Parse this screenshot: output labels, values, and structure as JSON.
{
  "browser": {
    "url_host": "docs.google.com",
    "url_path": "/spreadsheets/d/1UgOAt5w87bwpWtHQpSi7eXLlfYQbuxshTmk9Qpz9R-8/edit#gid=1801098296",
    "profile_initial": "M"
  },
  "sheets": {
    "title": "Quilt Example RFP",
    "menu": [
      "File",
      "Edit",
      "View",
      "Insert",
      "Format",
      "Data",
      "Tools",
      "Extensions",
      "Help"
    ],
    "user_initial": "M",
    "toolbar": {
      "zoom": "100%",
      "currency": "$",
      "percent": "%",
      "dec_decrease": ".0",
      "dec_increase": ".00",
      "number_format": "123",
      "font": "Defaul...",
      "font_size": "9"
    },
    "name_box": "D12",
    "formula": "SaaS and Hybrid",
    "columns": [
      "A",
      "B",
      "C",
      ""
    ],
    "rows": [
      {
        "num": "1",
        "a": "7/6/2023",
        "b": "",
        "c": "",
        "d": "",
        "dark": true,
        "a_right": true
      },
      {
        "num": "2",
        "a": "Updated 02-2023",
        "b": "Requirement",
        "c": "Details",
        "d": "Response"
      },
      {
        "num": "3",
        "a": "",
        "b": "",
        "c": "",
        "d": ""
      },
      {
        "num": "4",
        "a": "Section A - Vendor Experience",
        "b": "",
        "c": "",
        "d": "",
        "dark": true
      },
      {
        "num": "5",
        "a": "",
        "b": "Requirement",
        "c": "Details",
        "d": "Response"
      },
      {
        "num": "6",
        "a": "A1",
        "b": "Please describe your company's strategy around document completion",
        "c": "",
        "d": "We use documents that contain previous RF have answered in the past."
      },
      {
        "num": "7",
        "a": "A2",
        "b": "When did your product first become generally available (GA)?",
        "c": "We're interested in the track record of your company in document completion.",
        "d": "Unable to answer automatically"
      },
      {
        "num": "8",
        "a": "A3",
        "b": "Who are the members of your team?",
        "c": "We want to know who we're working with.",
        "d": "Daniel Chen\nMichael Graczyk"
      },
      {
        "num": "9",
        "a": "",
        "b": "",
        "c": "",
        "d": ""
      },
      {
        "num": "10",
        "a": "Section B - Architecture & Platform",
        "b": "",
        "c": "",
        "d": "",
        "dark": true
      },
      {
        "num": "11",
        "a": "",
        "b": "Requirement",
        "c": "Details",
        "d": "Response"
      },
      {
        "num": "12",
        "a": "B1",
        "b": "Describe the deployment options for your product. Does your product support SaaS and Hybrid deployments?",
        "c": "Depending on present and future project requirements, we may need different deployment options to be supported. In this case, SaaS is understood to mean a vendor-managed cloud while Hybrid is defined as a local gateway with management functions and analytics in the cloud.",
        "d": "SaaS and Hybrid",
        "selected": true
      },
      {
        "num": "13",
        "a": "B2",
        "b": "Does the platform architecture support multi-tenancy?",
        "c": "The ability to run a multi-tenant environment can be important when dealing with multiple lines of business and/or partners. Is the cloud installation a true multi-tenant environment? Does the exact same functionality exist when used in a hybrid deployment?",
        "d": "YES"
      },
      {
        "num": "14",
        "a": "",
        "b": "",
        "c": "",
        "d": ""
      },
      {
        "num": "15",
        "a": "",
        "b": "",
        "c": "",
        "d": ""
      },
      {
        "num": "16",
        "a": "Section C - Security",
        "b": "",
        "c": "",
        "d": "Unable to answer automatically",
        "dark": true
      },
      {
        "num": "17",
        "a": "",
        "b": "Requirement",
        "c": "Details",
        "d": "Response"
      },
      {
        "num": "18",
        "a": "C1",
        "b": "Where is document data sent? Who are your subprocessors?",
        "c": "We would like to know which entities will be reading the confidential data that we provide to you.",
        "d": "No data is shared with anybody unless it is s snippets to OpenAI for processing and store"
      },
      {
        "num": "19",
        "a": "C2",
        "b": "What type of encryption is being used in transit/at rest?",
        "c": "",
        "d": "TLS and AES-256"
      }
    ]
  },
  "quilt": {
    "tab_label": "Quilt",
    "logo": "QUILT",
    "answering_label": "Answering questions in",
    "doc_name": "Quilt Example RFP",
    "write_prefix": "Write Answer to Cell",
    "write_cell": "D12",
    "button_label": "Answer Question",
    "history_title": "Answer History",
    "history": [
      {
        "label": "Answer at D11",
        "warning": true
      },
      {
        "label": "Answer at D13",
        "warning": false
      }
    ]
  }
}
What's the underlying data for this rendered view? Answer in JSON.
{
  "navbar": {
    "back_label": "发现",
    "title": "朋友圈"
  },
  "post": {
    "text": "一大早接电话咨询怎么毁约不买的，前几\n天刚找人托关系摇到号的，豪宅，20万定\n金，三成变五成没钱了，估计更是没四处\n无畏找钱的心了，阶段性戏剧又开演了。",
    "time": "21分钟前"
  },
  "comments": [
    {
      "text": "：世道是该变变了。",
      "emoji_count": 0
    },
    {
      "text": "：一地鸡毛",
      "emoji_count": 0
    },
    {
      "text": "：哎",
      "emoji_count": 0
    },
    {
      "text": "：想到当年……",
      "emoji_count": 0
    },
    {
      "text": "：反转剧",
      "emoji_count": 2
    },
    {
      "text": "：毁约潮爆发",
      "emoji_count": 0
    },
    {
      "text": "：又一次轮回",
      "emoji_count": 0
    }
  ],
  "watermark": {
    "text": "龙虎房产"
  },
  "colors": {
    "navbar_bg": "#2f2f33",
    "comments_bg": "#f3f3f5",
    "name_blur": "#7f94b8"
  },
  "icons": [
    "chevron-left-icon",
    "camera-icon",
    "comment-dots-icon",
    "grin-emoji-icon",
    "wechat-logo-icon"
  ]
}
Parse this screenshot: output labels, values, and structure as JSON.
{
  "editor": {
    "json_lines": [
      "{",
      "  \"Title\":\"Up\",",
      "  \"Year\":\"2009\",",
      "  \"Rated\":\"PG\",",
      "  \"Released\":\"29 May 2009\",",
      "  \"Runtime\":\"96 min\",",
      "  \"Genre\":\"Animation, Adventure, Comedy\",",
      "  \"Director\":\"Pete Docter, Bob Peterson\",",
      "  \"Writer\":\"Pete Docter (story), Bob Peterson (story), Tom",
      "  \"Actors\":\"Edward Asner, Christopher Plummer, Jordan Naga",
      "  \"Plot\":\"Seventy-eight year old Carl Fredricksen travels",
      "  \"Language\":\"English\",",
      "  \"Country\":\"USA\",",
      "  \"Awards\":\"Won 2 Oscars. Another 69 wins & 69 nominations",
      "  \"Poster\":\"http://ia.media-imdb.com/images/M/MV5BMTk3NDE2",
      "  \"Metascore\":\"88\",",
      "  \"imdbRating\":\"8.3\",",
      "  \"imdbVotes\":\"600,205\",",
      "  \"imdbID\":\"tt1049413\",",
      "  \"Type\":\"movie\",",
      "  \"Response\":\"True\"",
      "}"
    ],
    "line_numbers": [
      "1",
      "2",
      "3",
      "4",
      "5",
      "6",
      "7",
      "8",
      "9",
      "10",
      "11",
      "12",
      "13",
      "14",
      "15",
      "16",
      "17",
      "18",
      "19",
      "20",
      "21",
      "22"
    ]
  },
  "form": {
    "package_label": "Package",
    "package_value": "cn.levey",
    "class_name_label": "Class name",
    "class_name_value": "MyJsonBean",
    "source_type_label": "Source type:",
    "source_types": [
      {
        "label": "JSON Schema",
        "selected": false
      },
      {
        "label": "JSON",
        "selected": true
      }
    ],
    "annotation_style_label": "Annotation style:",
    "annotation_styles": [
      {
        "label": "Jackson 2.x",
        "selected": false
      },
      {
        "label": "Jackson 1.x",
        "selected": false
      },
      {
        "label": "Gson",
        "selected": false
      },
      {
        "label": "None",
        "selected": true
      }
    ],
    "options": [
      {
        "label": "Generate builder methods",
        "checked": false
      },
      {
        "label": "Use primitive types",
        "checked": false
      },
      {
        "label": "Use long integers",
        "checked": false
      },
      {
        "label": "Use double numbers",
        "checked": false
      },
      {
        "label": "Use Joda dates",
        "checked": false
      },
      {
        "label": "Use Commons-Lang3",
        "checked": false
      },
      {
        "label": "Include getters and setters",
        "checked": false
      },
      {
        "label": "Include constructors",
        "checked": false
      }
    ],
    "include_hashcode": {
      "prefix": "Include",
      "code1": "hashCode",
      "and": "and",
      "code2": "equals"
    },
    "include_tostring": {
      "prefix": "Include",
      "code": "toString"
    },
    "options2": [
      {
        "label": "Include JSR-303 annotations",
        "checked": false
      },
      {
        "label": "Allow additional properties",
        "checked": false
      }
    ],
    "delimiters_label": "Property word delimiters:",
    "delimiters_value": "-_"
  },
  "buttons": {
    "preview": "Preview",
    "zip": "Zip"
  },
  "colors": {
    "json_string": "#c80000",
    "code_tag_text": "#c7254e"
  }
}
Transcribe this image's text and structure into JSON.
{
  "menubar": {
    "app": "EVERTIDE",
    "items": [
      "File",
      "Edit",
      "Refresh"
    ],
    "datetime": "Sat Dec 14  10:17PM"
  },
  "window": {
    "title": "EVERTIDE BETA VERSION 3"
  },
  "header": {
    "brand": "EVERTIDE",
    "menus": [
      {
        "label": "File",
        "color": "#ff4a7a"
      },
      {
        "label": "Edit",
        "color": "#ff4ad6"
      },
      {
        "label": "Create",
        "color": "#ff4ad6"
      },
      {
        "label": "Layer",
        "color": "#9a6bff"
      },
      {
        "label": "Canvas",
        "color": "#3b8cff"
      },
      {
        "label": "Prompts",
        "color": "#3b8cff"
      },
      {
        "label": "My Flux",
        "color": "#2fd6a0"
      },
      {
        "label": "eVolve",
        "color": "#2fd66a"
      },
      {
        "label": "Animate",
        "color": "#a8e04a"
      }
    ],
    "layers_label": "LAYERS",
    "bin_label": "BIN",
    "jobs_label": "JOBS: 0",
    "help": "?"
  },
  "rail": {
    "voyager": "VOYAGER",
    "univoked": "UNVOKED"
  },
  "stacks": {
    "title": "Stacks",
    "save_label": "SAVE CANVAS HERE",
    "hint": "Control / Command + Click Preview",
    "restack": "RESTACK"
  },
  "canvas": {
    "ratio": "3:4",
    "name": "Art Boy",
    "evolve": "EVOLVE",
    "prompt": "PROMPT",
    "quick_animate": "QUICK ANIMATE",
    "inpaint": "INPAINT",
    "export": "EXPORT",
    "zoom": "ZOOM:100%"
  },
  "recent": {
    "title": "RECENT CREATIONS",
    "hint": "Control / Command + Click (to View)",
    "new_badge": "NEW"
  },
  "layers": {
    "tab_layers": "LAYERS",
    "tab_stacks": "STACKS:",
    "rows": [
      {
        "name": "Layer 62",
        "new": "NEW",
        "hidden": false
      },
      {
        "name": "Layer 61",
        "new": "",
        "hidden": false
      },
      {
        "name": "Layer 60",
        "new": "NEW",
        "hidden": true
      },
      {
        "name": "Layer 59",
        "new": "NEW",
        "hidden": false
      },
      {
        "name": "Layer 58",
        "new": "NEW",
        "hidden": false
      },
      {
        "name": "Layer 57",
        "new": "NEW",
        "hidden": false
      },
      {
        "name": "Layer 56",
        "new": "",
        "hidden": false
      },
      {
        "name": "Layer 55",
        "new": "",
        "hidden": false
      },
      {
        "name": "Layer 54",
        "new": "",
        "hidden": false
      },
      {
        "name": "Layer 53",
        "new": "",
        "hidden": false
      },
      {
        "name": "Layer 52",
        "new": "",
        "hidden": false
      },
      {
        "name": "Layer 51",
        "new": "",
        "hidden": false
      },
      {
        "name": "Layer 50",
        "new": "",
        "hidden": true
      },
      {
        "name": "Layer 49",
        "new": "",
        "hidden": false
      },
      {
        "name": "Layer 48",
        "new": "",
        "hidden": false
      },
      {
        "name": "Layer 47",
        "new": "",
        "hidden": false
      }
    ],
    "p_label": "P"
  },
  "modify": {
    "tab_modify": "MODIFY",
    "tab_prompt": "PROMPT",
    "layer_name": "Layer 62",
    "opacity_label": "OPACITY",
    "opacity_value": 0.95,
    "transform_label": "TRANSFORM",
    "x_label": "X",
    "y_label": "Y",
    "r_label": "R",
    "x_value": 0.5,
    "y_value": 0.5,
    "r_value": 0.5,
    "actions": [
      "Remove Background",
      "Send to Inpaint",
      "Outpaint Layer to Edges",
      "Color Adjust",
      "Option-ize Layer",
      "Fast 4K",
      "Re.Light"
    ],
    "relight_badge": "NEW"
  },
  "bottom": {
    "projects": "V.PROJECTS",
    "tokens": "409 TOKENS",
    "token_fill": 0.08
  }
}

*-*-*

Look through the entries above; copy each line where the string "Docter" appears.

Response to this task>
      "  \"Director\":\"Pete Docter, Bob Peterson\",",
      "  \"Writer\":\"Pete Docter (story), Bob Peterson (story), Tom",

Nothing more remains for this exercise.